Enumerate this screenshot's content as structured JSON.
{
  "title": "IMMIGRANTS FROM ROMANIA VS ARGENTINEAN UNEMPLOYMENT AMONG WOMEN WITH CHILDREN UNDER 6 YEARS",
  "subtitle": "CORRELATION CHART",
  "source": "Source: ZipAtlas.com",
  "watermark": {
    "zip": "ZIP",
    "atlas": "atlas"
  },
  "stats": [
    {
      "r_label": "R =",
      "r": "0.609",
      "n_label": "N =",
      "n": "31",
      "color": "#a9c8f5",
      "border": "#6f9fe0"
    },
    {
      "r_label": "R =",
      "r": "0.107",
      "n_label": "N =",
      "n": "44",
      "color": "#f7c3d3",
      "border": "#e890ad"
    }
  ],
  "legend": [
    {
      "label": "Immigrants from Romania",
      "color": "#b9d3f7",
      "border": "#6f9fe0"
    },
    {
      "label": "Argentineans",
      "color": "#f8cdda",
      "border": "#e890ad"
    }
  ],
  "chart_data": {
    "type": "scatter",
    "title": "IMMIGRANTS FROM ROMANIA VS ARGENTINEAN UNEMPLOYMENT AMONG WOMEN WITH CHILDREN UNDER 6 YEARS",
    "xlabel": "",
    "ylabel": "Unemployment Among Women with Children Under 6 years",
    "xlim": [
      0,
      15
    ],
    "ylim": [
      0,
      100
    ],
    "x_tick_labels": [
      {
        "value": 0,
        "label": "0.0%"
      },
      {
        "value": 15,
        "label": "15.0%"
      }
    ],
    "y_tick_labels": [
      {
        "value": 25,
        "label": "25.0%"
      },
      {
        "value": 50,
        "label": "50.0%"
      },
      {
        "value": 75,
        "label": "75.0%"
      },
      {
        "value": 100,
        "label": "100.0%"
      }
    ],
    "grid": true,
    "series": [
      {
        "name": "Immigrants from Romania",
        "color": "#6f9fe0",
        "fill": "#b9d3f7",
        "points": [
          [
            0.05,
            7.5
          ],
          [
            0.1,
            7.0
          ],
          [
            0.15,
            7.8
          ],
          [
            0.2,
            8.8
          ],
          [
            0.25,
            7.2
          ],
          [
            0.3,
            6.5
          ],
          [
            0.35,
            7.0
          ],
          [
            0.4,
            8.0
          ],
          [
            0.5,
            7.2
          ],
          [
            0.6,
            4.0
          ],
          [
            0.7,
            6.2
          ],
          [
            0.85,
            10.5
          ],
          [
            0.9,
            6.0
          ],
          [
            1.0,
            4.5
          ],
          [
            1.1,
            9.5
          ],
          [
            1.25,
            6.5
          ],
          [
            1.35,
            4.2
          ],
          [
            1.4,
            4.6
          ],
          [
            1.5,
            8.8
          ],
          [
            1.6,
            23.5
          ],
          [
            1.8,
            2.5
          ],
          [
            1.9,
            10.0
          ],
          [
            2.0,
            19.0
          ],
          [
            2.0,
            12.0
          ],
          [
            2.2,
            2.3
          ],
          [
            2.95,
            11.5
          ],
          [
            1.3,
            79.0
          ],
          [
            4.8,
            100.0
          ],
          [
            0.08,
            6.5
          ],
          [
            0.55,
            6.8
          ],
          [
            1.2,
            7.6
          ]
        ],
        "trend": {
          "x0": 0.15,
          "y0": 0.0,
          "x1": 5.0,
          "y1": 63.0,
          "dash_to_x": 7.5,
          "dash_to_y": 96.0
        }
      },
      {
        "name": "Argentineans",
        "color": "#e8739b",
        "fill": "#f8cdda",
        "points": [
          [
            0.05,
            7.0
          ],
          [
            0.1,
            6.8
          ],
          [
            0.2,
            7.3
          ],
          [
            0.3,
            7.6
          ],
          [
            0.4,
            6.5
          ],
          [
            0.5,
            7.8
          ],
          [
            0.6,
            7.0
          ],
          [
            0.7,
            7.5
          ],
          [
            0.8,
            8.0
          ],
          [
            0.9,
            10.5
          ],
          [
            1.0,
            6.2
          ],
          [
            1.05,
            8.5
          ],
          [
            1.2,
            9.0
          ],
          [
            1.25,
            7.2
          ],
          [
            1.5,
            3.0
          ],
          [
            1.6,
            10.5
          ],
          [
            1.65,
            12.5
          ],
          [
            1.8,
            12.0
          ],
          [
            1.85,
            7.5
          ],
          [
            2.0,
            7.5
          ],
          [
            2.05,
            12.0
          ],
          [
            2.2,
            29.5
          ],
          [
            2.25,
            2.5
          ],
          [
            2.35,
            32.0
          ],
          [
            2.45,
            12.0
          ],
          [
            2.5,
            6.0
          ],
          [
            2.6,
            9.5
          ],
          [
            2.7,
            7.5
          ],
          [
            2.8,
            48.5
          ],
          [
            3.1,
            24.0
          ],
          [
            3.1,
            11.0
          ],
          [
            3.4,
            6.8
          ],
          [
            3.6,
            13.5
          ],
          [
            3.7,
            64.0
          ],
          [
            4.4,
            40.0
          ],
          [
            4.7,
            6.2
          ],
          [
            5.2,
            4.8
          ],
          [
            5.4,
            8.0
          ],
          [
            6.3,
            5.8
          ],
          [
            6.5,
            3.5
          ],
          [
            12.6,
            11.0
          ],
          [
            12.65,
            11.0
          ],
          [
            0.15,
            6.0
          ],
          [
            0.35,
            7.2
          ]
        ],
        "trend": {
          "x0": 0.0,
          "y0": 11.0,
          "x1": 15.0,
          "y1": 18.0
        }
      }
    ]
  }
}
# # #
» Problem description: Recopy the entries above exactly, with every line included.

» Final result:
Enumerate this screenshot's content as structured JSON.
{
  "title": "IMMIGRANTS FROM ROMANIA VS ARGENTINEAN UNEMPLOYMENT AMONG WOMEN WITH CHILDREN UNDER 6 YEARS",
  "subtitle": "CORRELATION CHART",
  "source": "Source: ZipAtlas.com",
  "watermark": {
    "zip": "ZIP",
    "atlas": "atlas"
  },
  "stats": [
    {
      "r_label": "R =",
      "r": "0.609",
      "n_label": "N =",
      "n": "31",
      "color": "#a9c8f5",
      "border": "#6f9fe0"
    },
    {
      "r_label": "R =",
      "r": "0.107",
      "n_label": "N =",
      "n": "44",
      "color": "#f7c3d3",
      "border": "#e890ad"
    }
  ],
  "legend": [
    {
      "label": "Immigrants from Romania",
      "color": "#b9d3f7",
      "border": "#6f9fe0"
    },
    {
      "label": "Argentineans",
      "color": "#f8cdda",
      "border": "#e890ad"
    }
  ],
  "chart_data": {
    "type": "scatter",
    "title": "IMMIGRANTS FROM ROMANIA VS ARGENTINEAN UNEMPLOYMENT AMONG WOMEN WITH CHILDREN UNDER 6 YEARS",
    "xlabel": "",
    "ylabel": "Unemployment Among Women with Children Under 6 years",
    "xlim": [
      0,
      15
    ],
    "ylim": [
      0,
      100
    ],
    "x_tick_labels": [
      {
        "value": 0,
        "label": "0.0%"
      },
      {
        "value": 15,
        "label": "15.0%"
      }
    ],
    "y_tick_labels": [
      {
        "value": 25,
        "label": "25.0%"
      },
      {
        "value": 50,
        "label": "50.0%"
      },
      {
        "value": 75,
        "label": "75.0%"
      },
      {
        "value": 100,
        "label": "100.0%"
      }
    ],
    "grid": true,
    "series": [
      {
        "name": "Immigrants from Romania",
        "color": "#6f9fe0",
        "fill": "#b9d3f7",
        "points": [
          [
            0.05,
            7.5
          ],
          [
            0.1,
            7.0
          ],
          [
            0.15,
            7.8
          ],
          [
            0.2,
            8.8
          ],
          [
            0.25,
            7.2
          ],
          [
            0.3,
            6.5
          ],
          [
            0.35,
            7.0
          ],
          [
            0.4,
            8.0
          ],
          [
            0.5,
            7.2
          ],
          [
            0.6,
            4.0
          ],
          [
            0.7,
            6.2
          ],
          [
            0.85,
            10.5
          ],
          [
            0.9,
            6.0
          ],
          [
            1.0,
            4.5
          ],
          [
            1.1,
            9.5
          ],
          [
            1.25,
            6.5
          ],
          [
            1.35,
            4.2
          ],
          [
            1.4,
            4.6
          ],
          [
            1.5,
            8.8
          ],
          [
            1.6,
            23.5
          ],
          [
            1.8,
            2.5
          ],
          [
            1.9,
            10.0
          ],
          [
            2.0,
            19.0
          ],
          [
            2.0,
            12.0
          ],
          [
            2.2,
            2.3
          ],
          [
            2.95,
            11.5
          ],
          [
            1.3,
            79.0
          ],
          [
            4.8,
            100.0
          ],
          [
            0.08,
            6.5
          ],
          [
            0.55,
            6.8
          ],
          [
            1.2,
            7.6
          ]
        ],
        "trend": {
          "x0": 0.15,
          "y0": 0.0,
          "x1": 5.0,
          "y1": 63.0,
          "dash_to_x": 7.5,
          "dash_to_y": 96.0
        }
      },
      {
        "name": "Argentineans",
        "color": "#e8739b",
        "fill": "#f8cdda",
        "points": [
          [
            0.05,
            7.0
          ],
          [
            0.1,
            6.8
          ],
          [
            0.2,
            7.3
          ],
          [
            0.3,
            7.6
          ],
          [
            0.4,
            6.5
          ],
          [
            0.5,
            7.8
          ],
          [
            0.6,
            7.0
          ],
          [
            0.7,
            7.5
          ],
          [
            0.8,
            8.0
          ],
          [
            0.9,
            10.5
          ],
          [
            1.0,
            6.2
          ],
          [
            1.05,
            8.5
          ],
          [
            1.2,
            9.0
          ],
          [
            1.25,
            7.2
          ],
          [
            1.5,
            3.0
          ],
          [
            1.6,
            10.5
          ],
          [
            1.65,
            12.5
          ],
          [
            1.8,
            12.0
          ],
          [
            1.85,
            7.5
          ],
          [
            2.0,
            7.5
          ],
          [
            2.05,
            12.0
          ],
          [
            2.2,
            29.5
          ],
          [
            2.25,
            2.5
          ],
          [
            2.35,
            32.0
          ],
          [
            2.45,
            12.0
          ],
          [
            2.5,
            6.0
          ],
          [
            2.6,
            9.5
          ],
          [
            2.7,
            7.5
          ],
          [
            2.8,
            48.5
          ],
          [
            3.1,
            24.0
          ],
          [
            3.1,
            11.0
          ],
          [
            3.4,
            6.8
          ],
          [
            3.6,
            13.5
          ],
          [
            3.7,
            64.0
          ],
          [
            4.4,
            40.0
          ],
          [
            4.7,
            6.2
          ],
          [
            5.2,
            4.8
          ],
          [
            5.4,
            8.0
          ],
          [
            6.3,
            5.8
          ],
          [
            6.5,
            3.5
          ],
          [
            12.6,
            11.0
          ],
          [
            12.65,
            11.0
          ],
          [
            0.15,
            6.0
          ],
          [
            0.35,
            7.2
          ]
        ],
        "trend": {
          "x0": 0.0,
          "y0": 11.0,
          "x1": 15.0,
          "y1": 18.0
        }
      }
    ]
  }
}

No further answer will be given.